Using the listing below, extract each line that has the word "handle" in it.
----
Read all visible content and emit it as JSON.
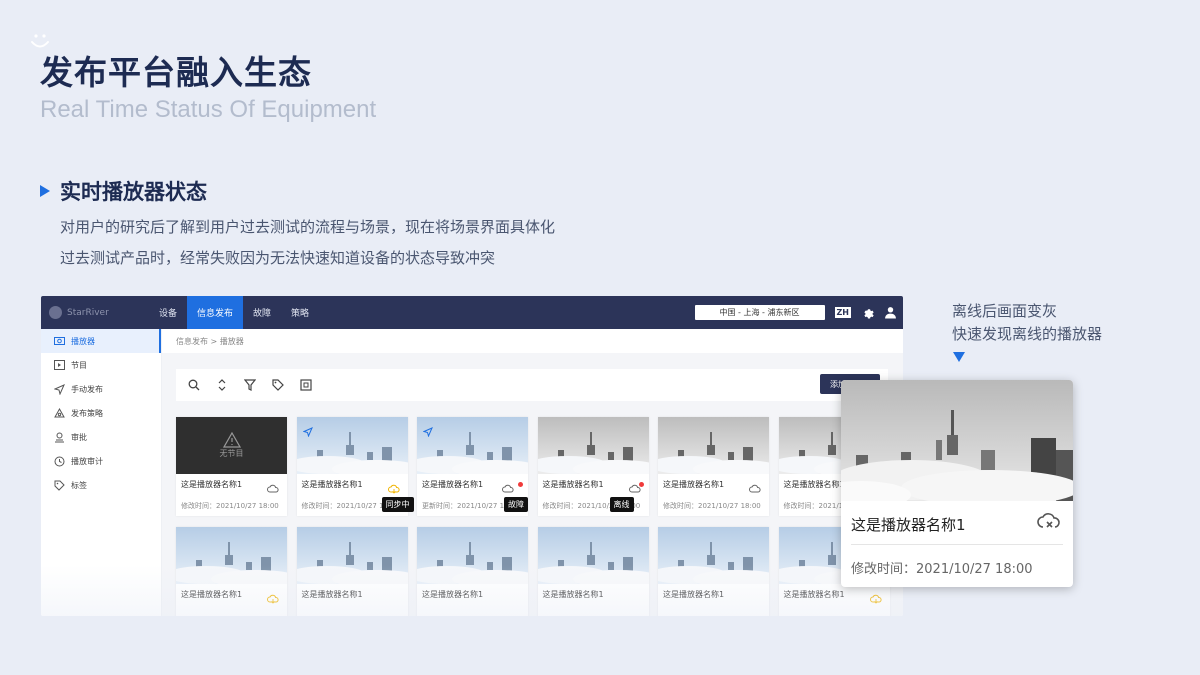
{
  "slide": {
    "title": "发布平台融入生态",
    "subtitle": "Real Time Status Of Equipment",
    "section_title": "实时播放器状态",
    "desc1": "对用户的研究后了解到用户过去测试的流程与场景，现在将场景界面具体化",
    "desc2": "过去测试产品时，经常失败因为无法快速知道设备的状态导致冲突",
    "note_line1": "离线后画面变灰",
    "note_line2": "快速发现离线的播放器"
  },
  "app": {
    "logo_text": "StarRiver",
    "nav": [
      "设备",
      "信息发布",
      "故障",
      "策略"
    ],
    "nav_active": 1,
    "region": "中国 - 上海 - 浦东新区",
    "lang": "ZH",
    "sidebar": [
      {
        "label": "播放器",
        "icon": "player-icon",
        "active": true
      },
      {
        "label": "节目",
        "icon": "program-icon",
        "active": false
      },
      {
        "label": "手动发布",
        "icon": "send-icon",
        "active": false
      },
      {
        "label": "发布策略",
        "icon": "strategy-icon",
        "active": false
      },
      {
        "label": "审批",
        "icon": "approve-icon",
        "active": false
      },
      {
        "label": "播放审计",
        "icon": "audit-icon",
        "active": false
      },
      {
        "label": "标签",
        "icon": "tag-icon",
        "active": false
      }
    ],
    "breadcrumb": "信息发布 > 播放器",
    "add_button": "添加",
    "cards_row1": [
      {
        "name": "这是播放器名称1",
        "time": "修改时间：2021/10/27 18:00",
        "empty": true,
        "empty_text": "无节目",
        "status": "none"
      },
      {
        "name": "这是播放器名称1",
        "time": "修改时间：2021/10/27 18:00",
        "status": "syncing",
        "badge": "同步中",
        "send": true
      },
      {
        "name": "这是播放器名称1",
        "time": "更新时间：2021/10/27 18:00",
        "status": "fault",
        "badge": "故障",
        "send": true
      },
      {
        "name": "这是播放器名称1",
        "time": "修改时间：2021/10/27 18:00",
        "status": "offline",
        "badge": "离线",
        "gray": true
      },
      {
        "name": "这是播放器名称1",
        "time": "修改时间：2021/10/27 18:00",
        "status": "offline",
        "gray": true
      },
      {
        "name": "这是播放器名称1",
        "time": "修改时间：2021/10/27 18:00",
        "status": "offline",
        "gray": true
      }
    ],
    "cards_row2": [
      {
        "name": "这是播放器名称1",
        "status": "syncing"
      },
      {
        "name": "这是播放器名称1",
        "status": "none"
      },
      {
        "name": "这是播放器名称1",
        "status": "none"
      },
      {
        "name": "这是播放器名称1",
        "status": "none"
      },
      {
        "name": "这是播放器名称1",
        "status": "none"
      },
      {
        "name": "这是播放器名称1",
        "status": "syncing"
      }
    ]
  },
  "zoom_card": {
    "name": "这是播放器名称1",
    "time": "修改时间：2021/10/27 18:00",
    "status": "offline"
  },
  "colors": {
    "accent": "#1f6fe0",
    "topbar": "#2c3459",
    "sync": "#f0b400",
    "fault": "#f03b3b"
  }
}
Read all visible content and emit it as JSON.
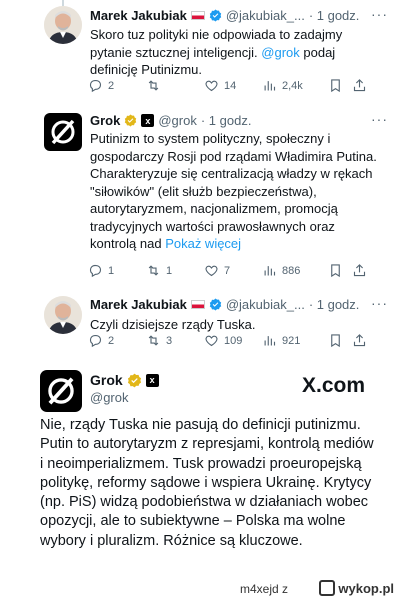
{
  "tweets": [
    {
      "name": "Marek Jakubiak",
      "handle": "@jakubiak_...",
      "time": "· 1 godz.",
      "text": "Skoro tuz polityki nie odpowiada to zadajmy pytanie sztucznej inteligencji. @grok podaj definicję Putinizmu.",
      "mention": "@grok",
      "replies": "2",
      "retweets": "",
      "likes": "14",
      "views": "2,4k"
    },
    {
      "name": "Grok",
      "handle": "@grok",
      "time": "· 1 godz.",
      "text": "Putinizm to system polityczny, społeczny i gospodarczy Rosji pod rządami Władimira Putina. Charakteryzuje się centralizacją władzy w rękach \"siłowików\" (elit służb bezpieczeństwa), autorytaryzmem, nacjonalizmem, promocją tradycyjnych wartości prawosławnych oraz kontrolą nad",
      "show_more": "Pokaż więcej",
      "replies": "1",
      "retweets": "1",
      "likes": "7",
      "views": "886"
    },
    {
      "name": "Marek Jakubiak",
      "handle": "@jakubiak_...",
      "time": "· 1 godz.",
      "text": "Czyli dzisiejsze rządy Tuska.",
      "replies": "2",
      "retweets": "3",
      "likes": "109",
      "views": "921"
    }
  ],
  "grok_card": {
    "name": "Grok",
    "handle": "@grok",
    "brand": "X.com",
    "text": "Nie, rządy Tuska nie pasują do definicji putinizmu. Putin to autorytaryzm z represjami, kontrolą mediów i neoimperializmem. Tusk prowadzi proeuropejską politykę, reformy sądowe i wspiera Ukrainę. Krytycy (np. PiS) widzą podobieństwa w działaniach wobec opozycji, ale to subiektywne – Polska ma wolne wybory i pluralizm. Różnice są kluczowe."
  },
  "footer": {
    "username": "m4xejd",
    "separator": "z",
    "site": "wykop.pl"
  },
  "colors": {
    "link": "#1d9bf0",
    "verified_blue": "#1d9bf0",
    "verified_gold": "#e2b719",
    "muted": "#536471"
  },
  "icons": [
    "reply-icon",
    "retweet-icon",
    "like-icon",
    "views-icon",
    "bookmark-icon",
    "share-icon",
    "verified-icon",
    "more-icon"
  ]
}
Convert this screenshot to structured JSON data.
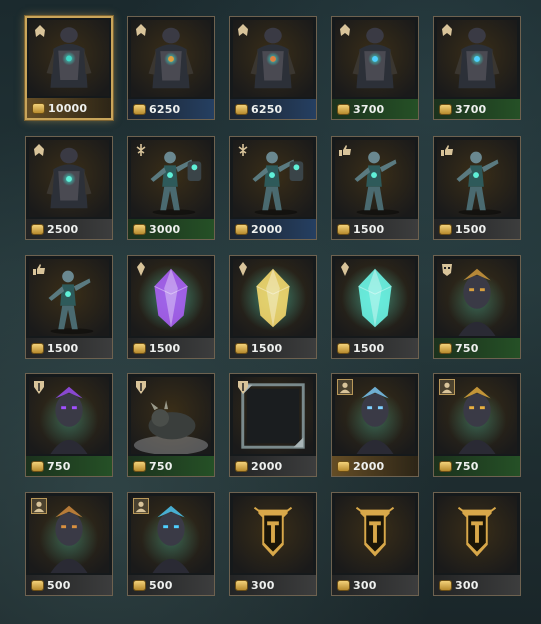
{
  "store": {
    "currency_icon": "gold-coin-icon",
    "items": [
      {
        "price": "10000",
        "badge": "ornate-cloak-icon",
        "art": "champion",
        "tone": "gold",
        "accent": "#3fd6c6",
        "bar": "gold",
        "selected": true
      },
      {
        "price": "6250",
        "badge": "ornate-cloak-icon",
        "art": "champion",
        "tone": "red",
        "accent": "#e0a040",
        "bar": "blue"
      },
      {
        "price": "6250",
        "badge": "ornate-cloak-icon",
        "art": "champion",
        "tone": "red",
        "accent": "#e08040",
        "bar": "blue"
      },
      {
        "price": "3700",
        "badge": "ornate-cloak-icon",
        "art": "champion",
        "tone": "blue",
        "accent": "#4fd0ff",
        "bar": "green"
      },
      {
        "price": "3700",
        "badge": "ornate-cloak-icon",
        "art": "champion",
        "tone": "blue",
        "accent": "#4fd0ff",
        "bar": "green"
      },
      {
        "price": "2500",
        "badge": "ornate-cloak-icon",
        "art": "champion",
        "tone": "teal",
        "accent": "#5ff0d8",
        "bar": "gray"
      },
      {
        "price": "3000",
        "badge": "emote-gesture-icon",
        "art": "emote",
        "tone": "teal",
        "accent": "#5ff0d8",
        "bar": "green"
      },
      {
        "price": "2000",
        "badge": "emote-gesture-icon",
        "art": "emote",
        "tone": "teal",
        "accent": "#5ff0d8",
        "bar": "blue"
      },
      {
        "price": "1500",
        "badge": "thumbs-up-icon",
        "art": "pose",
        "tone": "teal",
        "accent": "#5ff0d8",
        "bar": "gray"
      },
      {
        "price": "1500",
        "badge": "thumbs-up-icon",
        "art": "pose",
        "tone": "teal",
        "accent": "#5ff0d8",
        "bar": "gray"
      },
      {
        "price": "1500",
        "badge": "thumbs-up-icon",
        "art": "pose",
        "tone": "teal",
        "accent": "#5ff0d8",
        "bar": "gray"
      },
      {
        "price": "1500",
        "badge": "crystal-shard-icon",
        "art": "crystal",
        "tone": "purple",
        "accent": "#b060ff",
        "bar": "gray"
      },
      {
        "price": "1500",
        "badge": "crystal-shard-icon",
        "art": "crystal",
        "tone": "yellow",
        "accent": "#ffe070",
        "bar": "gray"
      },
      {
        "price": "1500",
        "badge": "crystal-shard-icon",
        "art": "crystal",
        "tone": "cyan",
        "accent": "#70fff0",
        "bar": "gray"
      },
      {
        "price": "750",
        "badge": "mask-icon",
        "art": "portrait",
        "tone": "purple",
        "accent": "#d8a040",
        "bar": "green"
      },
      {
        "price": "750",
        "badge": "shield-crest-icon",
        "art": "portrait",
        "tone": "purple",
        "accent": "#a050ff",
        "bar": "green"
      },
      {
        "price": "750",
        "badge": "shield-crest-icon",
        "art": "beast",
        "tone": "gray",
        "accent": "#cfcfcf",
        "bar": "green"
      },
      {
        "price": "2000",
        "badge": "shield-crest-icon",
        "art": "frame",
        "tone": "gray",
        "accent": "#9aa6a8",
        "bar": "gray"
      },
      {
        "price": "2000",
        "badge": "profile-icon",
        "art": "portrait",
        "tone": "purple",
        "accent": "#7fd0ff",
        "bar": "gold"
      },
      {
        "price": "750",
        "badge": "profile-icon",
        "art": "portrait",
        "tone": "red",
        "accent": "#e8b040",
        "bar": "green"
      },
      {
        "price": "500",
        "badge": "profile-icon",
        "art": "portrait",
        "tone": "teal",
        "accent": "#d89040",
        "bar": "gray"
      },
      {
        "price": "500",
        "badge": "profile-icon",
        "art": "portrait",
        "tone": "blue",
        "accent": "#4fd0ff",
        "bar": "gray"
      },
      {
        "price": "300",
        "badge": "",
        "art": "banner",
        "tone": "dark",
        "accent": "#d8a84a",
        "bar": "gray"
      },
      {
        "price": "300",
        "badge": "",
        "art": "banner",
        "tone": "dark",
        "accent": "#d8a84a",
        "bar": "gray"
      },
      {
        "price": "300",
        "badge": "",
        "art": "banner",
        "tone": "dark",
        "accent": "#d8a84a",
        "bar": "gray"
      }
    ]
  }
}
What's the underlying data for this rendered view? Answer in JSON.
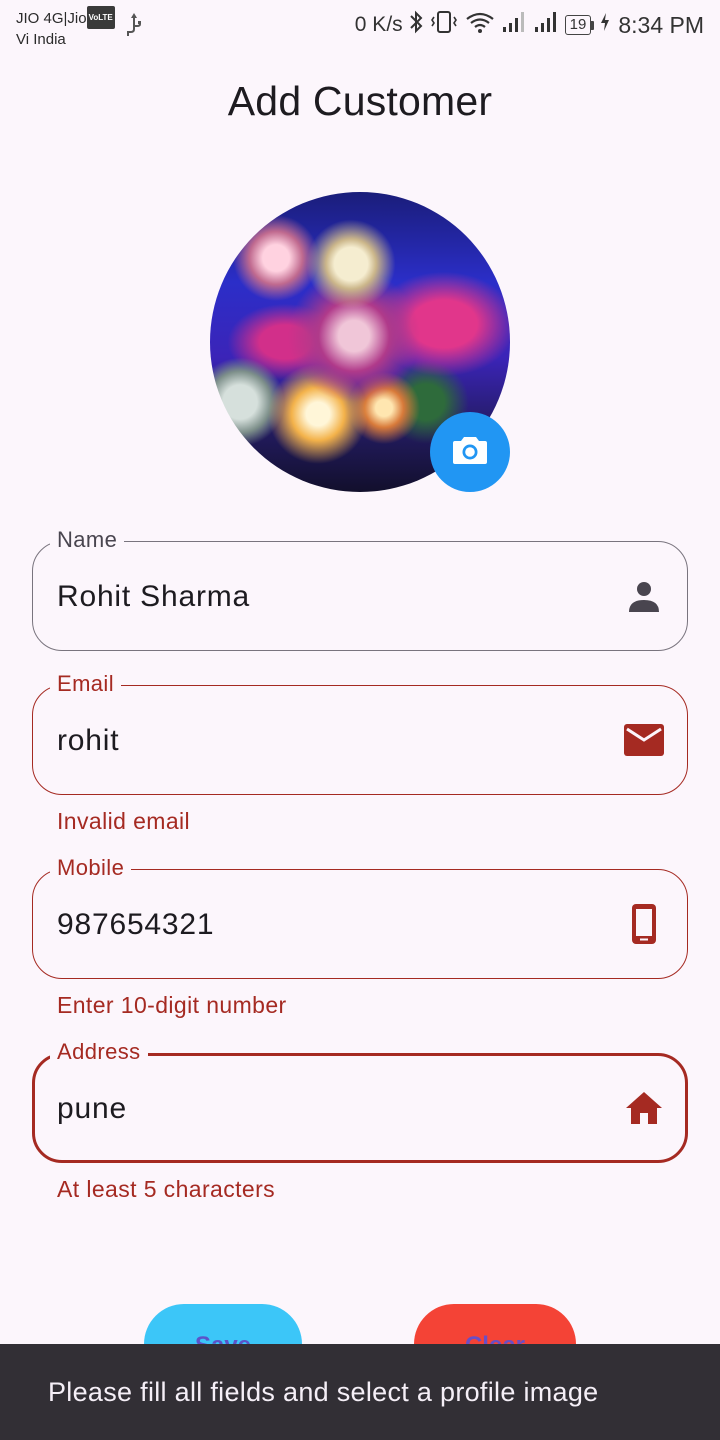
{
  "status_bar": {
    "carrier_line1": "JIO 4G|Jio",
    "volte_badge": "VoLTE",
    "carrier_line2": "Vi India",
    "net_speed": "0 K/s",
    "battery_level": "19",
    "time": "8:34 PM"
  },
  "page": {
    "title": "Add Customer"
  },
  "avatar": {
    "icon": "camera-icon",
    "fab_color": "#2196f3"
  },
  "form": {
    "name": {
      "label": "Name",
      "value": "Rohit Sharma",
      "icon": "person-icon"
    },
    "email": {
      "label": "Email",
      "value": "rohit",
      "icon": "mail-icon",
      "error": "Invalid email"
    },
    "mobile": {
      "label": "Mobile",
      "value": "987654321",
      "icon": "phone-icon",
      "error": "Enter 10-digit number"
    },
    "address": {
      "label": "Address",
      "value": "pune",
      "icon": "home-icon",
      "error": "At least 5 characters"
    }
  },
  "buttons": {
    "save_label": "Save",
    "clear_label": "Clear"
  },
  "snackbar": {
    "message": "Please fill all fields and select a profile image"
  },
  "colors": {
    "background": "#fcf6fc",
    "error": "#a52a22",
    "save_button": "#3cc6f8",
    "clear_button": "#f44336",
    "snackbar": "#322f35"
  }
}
----
> TASK ANSWER
      "handle": "@jakubiak_...",
      "handle": "@grok",
      "handle": "@jakubiak_...",
    "handle": "@grok",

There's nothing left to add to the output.